# Objective
Write the next part of the commentary below on the UK's Prevent program and the monitoring of Muslims, picking up after its final sentence.

# Page
None of this is original research, it is something which I read in 'The Guardian' newspaper, but seems to mesh with the developments I have been reading about from different sources ever since Tony Blair came to power in 1997 and particularly since 2001. As we all know, the terrorist attacks by Islamist extremists against the USA in September 2001, unlike previous such attacks, allowed the government of George W. Bush to adopt a policy they termed the 'War on Terror'. Elements of this included supposed justification for the invasion of Afghanistan and of Iraq by US-led alliances and the introduction of authoritarian domestic legislation in the USA and many of its allied states which have severely reduced the civil liberties of citizens of those countries as well as foreigners. Consequently in the 2000s we have seen a ramping up in the use of torture and detainment without charge or trial particularly by the USA and the UK, notably in collaboration with Pakistan. I have written before about how house arrest and 28 days' detention without charge, which in the past would have been totally unacceptable in the UK have become to be seen as the norm, and in fact, by some, as mild measures. Fortunately, the change in government in the USA and the work of the independent judiciary reviewing such steps in the UK has begun rolling back such policies, at least a little.
What is interesting is another element that has come to light in the UK about steps to target those people who are seen as being 'at risk' of becoming extremists, notably males with origins in South Asia. These are seen as the easy representation of Islamist terrorism and such attitudes have helped fuel racist groups and attitudes in the UK. Back in October 2006 and again in November 2008, university lecturers were encouraged to monitor Muslim students and report to the security services if they saw behaviour that was felt to indicate these students were becoming extremist: http://www.guardian.co.uk/uk/2006/oct/16/highereducation.topstories3 and
http://www.journal-online.co.uk/article/5087-lecturers-asked-to-spy-on-foreign-students-again Unsurprisingly, given that universities pride themselves on their autonomy and welcoming people from across the world, notably from countries where they face oppression, they were not happy to be told to adopt this spying role: http://news.bbc.co.uk/1/hi/education/7774949.stm
Parallel to these high profile developments in universities it seems less apparent has been the development of such monitoring at community level. The 'Prevent Violent Extremism' programme, termed 'Prevent' launched in 2006, has received £140 million (€152 million; US$228 million) has aimed at targeting these 'at risk' Muslims, and using language borrowed from the Communist Chinese dictatorship, 'deprogrammed'. As with the university lecturers, the government has set out to recruit community group leaders and workers to being their surveillance force. Those who have expressed a reluctance to do the government's spying have been terrified that they will lose their jobs or face threats from the police and security services themselves. It is becoming apparent that some college teachers are collaborating with the authorities in reporting 'suspects'. However, others are being pressured such as a mental health project in the Midlands and various youth projects across the country. The project is run by the Office for Security and Counter Terrorism and its head, Charles Farr and local leaders of the scheme, are former intelligence officers. The youngest suspect was aged 9 and he was sent for deprogramming.

# Dataset rows
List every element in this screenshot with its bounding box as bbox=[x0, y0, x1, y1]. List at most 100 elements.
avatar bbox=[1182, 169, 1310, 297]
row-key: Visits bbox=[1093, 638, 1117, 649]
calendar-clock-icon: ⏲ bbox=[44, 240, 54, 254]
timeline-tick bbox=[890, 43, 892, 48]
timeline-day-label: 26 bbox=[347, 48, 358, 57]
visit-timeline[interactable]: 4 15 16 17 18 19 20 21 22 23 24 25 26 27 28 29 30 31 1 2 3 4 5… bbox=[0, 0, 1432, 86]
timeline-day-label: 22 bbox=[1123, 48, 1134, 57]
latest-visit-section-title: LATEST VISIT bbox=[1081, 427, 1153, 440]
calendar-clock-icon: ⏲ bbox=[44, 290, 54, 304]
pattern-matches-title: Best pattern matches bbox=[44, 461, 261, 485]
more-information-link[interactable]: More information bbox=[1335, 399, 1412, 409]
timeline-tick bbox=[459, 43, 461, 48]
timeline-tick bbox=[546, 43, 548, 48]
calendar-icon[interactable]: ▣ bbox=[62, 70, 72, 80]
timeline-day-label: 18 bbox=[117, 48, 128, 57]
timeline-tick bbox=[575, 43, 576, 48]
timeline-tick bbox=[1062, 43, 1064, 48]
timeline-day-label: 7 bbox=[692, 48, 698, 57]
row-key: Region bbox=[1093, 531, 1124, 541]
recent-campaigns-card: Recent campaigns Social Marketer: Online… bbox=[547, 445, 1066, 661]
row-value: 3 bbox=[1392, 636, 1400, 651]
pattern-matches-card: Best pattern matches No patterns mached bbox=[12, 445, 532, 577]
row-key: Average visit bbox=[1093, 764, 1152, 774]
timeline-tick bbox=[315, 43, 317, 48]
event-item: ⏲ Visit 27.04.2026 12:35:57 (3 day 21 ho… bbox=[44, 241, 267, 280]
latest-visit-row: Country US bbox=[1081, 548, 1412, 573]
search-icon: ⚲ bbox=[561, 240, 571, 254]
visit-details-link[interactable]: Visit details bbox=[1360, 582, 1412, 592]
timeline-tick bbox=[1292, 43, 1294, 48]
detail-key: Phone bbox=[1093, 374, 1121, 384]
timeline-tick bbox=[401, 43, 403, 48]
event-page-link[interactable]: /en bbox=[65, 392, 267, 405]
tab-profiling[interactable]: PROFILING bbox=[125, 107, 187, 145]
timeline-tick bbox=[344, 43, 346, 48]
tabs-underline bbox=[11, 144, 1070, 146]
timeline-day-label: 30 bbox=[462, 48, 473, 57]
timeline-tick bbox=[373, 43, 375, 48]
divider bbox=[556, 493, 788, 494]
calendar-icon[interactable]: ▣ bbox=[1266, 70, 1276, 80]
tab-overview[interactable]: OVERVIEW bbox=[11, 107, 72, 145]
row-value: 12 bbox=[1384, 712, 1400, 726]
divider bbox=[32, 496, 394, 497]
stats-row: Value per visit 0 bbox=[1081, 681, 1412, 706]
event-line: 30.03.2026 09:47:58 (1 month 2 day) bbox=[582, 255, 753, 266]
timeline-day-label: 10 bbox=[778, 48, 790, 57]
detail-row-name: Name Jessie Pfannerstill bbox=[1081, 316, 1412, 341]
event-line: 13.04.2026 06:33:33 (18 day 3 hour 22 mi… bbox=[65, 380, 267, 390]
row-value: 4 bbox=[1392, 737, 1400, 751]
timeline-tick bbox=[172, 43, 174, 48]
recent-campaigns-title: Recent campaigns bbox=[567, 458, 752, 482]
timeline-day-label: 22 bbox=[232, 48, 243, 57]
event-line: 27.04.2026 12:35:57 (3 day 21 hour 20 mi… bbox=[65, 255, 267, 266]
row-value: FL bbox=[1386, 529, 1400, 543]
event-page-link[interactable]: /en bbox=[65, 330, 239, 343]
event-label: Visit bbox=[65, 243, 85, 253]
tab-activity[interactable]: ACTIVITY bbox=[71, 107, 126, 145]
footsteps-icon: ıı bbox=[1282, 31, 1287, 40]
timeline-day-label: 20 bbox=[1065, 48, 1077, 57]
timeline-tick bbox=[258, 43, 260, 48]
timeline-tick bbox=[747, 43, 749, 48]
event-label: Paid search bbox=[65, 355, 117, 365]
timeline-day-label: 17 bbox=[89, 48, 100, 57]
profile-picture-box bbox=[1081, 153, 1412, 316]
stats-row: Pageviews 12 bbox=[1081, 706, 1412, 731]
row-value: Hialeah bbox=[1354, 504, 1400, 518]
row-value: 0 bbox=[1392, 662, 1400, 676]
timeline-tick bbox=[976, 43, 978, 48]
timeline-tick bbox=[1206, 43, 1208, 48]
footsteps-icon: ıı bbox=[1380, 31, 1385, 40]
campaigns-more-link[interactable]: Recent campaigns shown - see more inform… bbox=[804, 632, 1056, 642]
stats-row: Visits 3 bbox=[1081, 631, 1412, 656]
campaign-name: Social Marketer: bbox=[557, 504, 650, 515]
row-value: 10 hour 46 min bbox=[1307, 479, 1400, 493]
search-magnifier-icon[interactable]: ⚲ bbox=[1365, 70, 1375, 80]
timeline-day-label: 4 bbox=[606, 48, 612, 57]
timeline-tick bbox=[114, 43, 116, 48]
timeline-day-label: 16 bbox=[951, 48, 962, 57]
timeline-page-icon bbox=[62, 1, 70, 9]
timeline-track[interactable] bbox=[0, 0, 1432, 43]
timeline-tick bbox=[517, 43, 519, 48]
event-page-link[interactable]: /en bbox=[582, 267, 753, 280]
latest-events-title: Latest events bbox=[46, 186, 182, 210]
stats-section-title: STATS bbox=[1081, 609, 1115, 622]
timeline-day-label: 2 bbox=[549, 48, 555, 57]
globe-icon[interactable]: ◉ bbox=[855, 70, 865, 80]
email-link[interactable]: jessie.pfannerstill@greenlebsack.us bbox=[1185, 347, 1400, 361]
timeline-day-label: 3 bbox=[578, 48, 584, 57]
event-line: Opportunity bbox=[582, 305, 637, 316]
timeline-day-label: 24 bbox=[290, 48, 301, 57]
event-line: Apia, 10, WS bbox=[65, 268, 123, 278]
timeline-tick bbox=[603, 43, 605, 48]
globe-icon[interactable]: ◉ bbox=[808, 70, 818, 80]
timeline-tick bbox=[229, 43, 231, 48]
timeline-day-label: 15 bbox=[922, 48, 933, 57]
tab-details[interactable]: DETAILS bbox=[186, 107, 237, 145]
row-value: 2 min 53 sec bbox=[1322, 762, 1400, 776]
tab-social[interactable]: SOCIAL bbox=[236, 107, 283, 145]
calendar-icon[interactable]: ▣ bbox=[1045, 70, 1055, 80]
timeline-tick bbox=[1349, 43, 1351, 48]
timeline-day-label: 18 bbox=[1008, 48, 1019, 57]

# Written answer
'Deprogramming' is a term, which in English, is usually associated with helping people who have been rescued from cults to allow them to have a more normal perspective on society and people around them. It is a common way of translating what used to be termed 're-education' in China under Chairman Mao, punishing those, usually with imprisonment and hard labour, who were seen to hold views different from the state or came from a social class that was deemed to be a threat to the state. 'Re-education camps', which still exist in China, most of us would see as being identical to concentration camps (as opposed to extermination camps) of the Nazi German design. 'Deprogramming' is probably a correct term to use, but if this is being imposed on a 9-year old, one has to see it as being very severe. In the UK children do not even have criminal responsibility until the age of 10, one of the lowest ages in the world. So, can a 9-year old even be an 'extremist'? I was speaking to a 7-year old recently who was talking about chopping up girls and eating them, should he simply see a child psychologist or is he a genuine threat to the security of the country? If a child espouses fundamental Christian views and wants people struck down for stealing or coveting their neighbour's wife is he a potential terrorist? If he espouses the Five Pillars of Islam it seems he is much more likely to be seen as one.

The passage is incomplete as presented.